* **Problem to solve**:
Every line with the word "false" in it should be extracted from the data that follows.

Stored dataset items
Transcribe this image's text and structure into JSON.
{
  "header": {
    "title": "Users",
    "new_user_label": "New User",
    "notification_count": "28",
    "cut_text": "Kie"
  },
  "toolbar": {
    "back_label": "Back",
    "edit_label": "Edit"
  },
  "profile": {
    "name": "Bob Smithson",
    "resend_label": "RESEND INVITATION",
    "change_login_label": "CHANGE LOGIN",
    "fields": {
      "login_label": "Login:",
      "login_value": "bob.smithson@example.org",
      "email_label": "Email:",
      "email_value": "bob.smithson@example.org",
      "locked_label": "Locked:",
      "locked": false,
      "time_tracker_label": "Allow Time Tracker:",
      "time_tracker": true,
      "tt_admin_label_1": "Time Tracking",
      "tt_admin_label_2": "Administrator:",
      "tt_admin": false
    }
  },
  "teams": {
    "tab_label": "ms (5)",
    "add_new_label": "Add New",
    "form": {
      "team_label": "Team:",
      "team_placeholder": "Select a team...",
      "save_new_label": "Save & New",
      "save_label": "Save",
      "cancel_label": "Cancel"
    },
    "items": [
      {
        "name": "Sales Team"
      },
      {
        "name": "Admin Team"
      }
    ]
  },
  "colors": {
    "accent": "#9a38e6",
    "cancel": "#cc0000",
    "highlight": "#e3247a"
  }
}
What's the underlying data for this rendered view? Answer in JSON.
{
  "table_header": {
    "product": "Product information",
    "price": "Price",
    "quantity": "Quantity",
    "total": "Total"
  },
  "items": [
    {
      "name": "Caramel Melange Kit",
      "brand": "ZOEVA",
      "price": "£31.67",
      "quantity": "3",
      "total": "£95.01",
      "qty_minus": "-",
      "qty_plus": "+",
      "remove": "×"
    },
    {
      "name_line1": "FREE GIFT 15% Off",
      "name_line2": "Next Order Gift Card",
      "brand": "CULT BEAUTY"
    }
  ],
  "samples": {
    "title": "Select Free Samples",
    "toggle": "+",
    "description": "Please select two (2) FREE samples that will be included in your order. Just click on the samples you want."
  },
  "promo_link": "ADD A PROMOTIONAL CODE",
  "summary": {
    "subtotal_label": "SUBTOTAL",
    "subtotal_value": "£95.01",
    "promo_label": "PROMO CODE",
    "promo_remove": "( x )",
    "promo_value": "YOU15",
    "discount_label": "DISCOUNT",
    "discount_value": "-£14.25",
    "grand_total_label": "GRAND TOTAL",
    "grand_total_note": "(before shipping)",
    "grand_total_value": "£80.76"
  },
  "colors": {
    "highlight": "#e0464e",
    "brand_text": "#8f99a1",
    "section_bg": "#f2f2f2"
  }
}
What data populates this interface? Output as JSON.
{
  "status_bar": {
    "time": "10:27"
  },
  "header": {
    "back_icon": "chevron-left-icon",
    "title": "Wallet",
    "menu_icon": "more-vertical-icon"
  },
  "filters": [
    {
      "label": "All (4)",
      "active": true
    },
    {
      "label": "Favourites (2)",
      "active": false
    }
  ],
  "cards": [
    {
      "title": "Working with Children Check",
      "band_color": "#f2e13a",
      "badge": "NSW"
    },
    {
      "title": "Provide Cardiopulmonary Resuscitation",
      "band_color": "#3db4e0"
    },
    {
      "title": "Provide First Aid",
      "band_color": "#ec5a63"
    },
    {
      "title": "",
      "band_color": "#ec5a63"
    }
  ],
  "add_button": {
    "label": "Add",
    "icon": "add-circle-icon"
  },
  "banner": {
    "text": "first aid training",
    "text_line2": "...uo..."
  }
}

* **Task result**:
      "locked": false,
      "tt_admin": false
      "active": false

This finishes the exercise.